[START]

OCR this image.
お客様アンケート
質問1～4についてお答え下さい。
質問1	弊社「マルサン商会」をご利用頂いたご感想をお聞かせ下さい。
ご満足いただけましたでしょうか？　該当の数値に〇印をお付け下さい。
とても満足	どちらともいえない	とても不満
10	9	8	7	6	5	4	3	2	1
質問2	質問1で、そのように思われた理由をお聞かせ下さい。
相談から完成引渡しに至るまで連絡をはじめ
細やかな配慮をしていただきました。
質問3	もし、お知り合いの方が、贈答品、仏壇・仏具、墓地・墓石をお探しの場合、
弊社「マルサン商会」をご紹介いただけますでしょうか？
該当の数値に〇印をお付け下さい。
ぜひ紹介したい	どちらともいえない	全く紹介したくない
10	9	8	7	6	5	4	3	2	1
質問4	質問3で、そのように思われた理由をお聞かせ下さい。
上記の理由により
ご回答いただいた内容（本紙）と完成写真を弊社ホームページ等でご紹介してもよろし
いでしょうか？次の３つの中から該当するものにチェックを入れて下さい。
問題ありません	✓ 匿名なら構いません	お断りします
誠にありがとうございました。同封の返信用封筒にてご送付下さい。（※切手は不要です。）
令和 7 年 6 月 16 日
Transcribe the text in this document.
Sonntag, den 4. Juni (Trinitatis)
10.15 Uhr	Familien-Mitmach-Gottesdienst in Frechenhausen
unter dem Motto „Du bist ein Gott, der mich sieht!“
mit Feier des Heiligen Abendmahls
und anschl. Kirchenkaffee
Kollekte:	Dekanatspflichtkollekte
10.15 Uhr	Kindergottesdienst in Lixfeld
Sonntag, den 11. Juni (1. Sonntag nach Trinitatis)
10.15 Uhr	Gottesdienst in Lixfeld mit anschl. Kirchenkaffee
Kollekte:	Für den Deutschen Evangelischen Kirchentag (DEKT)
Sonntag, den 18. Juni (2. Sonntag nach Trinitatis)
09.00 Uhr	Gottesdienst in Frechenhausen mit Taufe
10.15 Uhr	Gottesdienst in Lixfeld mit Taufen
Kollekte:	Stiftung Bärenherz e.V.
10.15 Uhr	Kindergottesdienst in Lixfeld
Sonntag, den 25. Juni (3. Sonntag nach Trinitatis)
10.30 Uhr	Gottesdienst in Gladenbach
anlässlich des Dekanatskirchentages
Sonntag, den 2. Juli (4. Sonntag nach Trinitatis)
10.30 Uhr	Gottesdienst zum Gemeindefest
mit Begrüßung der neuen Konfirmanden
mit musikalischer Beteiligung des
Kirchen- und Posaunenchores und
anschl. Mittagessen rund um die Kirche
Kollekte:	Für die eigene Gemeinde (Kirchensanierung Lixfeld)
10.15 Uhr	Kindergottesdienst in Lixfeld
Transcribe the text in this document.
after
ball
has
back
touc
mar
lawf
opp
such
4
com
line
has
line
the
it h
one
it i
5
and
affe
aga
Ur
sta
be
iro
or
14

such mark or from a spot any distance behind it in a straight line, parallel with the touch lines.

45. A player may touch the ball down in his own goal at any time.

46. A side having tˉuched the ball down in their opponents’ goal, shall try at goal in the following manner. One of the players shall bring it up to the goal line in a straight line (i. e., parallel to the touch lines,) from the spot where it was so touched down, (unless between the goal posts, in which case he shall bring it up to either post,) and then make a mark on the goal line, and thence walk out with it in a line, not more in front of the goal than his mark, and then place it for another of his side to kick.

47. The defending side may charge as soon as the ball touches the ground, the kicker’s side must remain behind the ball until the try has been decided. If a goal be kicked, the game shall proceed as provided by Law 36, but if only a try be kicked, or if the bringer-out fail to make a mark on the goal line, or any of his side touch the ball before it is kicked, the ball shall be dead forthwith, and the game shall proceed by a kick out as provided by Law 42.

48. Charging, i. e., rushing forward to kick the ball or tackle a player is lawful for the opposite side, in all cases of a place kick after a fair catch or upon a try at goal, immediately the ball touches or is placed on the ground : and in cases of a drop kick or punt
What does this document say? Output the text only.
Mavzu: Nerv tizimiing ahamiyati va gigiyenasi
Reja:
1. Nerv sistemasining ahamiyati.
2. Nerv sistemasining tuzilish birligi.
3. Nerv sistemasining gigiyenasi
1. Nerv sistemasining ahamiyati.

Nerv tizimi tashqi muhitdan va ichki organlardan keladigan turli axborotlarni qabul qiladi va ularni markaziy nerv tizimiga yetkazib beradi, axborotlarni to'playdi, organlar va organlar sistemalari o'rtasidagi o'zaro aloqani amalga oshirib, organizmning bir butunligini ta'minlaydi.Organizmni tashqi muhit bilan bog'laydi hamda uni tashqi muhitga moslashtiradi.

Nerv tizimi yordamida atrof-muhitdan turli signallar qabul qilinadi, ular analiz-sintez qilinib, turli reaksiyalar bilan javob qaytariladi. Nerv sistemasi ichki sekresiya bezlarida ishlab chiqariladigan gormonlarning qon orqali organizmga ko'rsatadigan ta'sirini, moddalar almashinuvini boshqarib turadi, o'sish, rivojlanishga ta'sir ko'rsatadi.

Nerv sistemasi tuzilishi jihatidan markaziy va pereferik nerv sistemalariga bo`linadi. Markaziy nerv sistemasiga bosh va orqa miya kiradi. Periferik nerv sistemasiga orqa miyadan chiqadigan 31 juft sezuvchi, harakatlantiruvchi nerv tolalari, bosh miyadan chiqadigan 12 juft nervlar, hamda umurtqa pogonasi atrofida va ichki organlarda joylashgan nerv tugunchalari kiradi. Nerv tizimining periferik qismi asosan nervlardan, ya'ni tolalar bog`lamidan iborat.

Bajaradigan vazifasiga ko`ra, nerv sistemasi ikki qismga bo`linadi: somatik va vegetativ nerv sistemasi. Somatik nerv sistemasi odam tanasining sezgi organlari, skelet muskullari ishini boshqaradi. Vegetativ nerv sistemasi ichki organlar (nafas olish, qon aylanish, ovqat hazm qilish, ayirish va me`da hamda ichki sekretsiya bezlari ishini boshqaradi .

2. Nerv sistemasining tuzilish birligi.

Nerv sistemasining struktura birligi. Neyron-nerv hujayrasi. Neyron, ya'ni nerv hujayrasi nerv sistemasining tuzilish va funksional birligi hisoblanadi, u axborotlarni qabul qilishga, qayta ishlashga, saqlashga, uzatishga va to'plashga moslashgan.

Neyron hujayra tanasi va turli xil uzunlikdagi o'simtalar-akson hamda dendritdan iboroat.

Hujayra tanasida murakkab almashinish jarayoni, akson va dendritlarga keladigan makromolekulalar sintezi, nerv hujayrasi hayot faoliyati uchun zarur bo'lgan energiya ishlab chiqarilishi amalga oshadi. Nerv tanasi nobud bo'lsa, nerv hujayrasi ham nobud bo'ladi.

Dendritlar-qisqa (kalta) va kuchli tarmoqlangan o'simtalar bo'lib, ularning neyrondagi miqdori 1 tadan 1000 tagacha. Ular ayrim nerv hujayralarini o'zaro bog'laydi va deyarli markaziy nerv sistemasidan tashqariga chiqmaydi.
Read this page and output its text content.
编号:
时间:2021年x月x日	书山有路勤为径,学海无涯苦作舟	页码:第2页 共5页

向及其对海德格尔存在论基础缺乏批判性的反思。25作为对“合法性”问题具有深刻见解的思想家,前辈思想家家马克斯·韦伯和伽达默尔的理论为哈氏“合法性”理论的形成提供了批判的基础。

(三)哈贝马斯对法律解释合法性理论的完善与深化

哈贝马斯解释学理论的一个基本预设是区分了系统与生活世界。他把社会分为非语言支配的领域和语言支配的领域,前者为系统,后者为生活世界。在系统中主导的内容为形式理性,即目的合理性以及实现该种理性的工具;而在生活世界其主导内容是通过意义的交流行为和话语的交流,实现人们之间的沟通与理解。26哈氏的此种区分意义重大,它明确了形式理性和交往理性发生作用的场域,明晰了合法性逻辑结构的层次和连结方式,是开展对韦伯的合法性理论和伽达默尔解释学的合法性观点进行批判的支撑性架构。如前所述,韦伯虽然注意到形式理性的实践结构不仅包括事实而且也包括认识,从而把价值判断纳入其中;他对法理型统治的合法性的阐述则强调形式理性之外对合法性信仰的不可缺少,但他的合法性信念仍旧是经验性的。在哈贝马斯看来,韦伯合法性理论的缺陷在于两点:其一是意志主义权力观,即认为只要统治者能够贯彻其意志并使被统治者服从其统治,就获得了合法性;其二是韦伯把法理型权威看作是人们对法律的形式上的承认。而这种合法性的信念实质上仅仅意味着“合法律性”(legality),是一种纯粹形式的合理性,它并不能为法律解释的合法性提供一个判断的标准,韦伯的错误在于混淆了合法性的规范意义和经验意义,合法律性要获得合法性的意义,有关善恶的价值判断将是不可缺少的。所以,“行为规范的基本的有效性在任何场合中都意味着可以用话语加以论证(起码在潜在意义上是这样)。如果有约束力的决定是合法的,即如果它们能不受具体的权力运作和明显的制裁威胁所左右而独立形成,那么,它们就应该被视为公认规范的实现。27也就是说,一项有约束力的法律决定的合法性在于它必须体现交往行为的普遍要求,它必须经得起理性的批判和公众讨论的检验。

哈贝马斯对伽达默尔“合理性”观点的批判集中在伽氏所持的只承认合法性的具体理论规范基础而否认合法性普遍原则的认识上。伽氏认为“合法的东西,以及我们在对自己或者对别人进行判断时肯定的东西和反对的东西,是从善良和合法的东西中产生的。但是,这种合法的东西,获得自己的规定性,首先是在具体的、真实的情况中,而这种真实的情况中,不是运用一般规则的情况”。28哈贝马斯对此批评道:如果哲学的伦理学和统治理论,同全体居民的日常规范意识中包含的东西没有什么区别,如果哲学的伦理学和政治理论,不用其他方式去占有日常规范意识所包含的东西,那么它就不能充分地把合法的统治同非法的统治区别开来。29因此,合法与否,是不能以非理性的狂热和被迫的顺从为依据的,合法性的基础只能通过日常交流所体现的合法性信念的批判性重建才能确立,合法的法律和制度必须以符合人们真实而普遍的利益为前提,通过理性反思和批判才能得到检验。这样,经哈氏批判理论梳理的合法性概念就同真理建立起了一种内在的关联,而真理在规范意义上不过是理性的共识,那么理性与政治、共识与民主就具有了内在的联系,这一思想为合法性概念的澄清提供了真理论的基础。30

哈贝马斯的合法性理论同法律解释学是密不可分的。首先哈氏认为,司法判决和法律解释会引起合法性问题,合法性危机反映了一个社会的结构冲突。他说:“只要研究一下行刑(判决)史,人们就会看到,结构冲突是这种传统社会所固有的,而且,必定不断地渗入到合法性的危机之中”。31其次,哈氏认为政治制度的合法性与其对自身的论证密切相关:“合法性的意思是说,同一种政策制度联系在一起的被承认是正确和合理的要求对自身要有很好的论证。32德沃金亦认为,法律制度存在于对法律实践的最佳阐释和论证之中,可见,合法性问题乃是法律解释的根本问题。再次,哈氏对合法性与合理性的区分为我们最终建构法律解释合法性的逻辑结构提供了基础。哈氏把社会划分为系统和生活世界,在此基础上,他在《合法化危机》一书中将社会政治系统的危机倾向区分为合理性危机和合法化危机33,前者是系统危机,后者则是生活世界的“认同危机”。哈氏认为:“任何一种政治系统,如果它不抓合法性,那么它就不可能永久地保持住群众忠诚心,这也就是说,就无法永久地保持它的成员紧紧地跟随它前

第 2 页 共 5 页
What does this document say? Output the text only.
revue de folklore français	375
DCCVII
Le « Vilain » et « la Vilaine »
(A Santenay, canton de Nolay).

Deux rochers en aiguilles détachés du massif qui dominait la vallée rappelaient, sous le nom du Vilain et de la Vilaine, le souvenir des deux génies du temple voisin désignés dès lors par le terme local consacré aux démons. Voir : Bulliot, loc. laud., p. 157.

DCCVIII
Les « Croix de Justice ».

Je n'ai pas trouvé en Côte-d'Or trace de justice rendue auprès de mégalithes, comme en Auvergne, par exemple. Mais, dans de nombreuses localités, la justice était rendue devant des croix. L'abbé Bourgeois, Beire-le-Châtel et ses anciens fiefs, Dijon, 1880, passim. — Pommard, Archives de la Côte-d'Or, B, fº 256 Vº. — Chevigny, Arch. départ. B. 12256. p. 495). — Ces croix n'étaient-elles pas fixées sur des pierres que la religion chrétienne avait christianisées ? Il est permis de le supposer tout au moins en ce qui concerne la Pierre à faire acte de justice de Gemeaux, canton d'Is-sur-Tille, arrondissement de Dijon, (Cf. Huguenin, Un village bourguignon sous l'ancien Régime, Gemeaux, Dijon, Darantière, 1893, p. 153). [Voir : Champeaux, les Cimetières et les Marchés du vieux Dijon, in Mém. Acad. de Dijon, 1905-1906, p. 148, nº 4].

[END]

**Set exercise:** Extract all lines that hold the word "Juni".

**Response to the exercise:**
Sonntag, den 4. Juni (Trinitatis)
Sonntag, den 11. Juni (1. Sonntag nach Trinitatis)
Sonntag, den 18. Juni (2. Sonntag nach Trinitatis)
Sonntag, den 25. Juni (3. Sonntag nach Trinitatis)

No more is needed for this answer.